#### [TASK INPUTS]
+ + + + + + +
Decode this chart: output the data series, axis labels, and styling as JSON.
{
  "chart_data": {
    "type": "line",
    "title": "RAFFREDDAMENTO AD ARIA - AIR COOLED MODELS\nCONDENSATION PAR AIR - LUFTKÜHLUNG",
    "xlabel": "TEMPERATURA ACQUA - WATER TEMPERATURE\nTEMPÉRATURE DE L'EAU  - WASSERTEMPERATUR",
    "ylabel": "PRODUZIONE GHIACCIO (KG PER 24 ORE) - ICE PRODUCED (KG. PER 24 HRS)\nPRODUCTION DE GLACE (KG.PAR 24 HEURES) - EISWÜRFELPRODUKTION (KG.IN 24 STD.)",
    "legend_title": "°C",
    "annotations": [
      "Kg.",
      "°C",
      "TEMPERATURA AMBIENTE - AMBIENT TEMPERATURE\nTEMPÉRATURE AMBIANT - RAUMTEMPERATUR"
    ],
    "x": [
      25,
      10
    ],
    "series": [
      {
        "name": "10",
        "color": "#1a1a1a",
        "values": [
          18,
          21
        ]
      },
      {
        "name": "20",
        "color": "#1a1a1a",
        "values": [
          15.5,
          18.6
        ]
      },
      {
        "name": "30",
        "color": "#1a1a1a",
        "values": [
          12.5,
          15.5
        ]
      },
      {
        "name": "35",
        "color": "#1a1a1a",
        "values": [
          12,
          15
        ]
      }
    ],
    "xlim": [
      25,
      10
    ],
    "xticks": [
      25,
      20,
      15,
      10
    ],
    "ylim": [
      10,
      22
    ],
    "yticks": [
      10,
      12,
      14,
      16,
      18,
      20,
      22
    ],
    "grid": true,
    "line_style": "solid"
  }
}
+ + + + + + +
#### [WRITTEN PROBLEM]
Extract each entry in full and write it down exactly.

#### [RESULT FOR THIS EXERCISE]
Decode this chart: output the data series, axis labels, and styling as JSON.
{
  "chart_data": {
    "type": "line",
    "title": "RAFFREDDAMENTO AD ARIA - AIR COOLED MODELS\nCONDENSATION PAR AIR - LUFTKÜHLUNG",
    "xlabel": "TEMPERATURA ACQUA - WATER TEMPERATURE\nTEMPÉRATURE DE L'EAU  - WASSERTEMPERATUR",
    "ylabel": "PRODUZIONE GHIACCIO (KG PER 24 ORE) - ICE PRODUCED (KG. PER 24 HRS)\nPRODUCTION DE GLACE (KG.PAR 24 HEURES) - EISWÜRFELPRODUKTION (KG.IN 24 STD.)",
    "legend_title": "°C",
    "annotations": [
      "Kg.",
      "°C",
      "TEMPERATURA AMBIENTE - AMBIENT TEMPERATURE\nTEMPÉRATURE AMBIANT - RAUMTEMPERATUR"
    ],
    "x": [
      25,
      10
    ],
    "series": [
      {
        "name": "10",
        "color": "#1a1a1a",
        "values": [
          18,
          21
        ]
      },
      {
        "name": "20",
        "color": "#1a1a1a",
        "values": [
          15.5,
          18.6
        ]
      },
      {
        "name": "30",
        "color": "#1a1a1a",
        "values": [
          12.5,
          15.5
        ]
      },
      {
        "name": "35",
        "color": "#1a1a1a",
        "values": [
          12,
          15
        ]
      }
    ],
    "xlim": [
      25,
      10
    ],
    "xticks": [
      25,
      20,
      15,
      10
    ],
    "ylim": [
      10,
      22
    ],
    "yticks": [
      10,
      12,
      14,
      16,
      18,
      20,
      22
    ],
    "grid": true,
    "line_style": "solid"
  }
}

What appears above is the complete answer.